Extracted records:
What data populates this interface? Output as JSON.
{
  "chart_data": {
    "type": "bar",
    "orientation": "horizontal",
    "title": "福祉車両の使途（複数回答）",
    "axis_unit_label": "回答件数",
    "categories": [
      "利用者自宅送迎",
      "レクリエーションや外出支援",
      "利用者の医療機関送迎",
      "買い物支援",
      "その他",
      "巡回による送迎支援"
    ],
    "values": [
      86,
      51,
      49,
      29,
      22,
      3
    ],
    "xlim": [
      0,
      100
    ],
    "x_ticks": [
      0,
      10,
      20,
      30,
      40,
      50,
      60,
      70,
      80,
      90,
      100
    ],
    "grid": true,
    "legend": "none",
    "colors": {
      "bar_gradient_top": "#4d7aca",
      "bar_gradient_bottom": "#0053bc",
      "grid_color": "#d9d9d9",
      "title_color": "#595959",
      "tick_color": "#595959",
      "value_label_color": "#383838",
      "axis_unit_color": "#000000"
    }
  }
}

__Exercise task__. Nothing in the data may differ; print all of it exactly as written.

__Solution to the problem__.
What data populates this interface? Output as JSON.
{
  "chart_data": {
    "type": "bar",
    "orientation": "horizontal",
    "title": "福祉車両の使途（複数回答）",
    "axis_unit_label": "回答件数",
    "categories": [
      "利用者自宅送迎",
      "レクリエーションや外出支援",
      "利用者の医療機関送迎",
      "買い物支援",
      "その他",
      "巡回による送迎支援"
    ],
    "values": [
      86,
      51,
      49,
      29,
      22,
      3
    ],
    "xlim": [
      0,
      100
    ],
    "x_ticks": [
      0,
      10,
      20,
      30,
      40,
      50,
      60,
      70,
      80,
      90,
      100
    ],
    "grid": true,
    "legend": "none",
    "colors": {
      "bar_gradient_top": "#4d7aca",
      "bar_gradient_bottom": "#0053bc",
      "grid_color": "#d9d9d9",
      "title_color": "#595959",
      "tick_color": "#595959",
      "value_label_color": "#383838",
      "axis_unit_color": "#000000"
    }
  }
}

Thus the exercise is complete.